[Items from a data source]
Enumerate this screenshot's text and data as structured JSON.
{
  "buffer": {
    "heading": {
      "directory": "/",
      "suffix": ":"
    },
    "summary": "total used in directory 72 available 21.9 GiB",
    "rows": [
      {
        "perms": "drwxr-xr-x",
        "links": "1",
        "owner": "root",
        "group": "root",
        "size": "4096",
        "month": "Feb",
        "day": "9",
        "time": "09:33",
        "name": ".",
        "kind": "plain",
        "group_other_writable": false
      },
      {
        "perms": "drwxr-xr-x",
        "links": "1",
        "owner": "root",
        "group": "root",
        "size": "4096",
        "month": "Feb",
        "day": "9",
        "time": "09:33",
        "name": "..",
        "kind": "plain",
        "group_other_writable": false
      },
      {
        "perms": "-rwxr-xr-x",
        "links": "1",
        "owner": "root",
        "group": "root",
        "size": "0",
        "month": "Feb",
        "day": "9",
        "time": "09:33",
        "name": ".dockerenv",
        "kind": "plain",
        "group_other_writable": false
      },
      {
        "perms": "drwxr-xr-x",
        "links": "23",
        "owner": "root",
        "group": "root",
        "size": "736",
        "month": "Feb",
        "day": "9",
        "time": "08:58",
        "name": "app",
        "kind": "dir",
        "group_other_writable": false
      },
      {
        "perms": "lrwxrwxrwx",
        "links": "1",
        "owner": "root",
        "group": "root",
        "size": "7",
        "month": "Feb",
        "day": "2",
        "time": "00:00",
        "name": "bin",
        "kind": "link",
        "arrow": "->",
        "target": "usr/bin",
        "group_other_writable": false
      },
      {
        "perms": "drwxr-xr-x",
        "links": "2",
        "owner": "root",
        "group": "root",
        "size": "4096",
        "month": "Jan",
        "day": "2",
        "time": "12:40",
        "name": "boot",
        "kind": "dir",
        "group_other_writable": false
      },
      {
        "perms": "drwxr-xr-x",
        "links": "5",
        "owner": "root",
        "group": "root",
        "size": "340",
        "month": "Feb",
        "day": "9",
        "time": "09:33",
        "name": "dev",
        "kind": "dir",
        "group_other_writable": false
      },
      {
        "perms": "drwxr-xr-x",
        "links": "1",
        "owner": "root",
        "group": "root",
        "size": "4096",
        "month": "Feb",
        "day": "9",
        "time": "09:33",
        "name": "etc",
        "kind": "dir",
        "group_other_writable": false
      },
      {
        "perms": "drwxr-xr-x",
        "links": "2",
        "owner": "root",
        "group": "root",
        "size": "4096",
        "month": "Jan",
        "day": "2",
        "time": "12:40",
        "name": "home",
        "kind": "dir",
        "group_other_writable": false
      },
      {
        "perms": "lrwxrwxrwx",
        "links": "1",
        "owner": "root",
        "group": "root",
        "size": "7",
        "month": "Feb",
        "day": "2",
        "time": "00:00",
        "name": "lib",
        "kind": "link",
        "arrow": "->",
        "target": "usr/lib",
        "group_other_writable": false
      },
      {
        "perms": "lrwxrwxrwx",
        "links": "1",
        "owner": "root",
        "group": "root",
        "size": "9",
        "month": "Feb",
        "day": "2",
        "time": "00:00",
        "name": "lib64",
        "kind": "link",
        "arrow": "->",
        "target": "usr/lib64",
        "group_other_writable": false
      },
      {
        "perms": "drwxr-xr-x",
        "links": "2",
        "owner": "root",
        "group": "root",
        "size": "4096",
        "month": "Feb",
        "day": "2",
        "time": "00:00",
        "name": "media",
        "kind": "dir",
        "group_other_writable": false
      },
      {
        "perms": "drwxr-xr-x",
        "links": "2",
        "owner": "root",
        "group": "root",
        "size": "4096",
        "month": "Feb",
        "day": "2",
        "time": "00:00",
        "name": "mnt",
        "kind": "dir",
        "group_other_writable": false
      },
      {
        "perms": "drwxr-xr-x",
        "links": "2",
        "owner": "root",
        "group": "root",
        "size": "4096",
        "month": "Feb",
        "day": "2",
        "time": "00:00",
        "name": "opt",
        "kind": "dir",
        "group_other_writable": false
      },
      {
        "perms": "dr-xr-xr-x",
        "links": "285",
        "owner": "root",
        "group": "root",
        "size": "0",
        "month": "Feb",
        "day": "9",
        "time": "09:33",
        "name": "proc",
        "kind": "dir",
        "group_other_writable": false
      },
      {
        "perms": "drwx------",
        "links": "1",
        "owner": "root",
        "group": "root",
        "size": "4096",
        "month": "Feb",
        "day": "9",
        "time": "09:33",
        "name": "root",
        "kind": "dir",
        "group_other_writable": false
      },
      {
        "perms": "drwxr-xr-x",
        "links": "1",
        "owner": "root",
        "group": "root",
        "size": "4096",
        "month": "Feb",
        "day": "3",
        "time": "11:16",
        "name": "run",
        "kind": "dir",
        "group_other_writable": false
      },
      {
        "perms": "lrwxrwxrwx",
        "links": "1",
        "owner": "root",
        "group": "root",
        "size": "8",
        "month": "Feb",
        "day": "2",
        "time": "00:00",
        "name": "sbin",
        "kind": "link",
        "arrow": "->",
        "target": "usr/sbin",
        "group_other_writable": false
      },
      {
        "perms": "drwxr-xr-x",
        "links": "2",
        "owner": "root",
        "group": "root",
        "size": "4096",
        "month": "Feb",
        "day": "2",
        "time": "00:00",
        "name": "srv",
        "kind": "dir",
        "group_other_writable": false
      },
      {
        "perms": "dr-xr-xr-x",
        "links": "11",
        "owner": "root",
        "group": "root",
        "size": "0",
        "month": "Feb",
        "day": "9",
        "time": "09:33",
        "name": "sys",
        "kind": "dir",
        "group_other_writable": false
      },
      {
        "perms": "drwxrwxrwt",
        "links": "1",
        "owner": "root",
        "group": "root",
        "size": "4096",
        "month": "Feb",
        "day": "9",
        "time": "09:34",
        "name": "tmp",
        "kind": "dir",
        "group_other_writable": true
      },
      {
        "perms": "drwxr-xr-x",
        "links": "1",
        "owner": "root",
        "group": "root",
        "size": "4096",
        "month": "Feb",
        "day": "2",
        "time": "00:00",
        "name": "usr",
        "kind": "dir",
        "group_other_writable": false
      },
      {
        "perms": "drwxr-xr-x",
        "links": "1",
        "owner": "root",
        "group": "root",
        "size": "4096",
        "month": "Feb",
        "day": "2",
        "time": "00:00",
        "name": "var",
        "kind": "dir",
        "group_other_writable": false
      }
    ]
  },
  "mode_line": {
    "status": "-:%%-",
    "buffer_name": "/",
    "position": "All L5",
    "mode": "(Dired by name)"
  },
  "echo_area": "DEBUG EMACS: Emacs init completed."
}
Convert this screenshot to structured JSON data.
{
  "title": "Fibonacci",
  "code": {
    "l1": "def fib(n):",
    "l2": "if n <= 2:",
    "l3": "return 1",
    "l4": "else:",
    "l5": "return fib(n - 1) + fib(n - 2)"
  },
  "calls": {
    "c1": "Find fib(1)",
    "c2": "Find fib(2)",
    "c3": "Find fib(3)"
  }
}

▸ TASK
Look for "Find" and pull out every line that has it.

▸ OUTPUT FOR THIS EXERCISE
    "c1": "Find fib(1)",
    "c2": "Find fib(2)",
    "c3": "Find fib(3)"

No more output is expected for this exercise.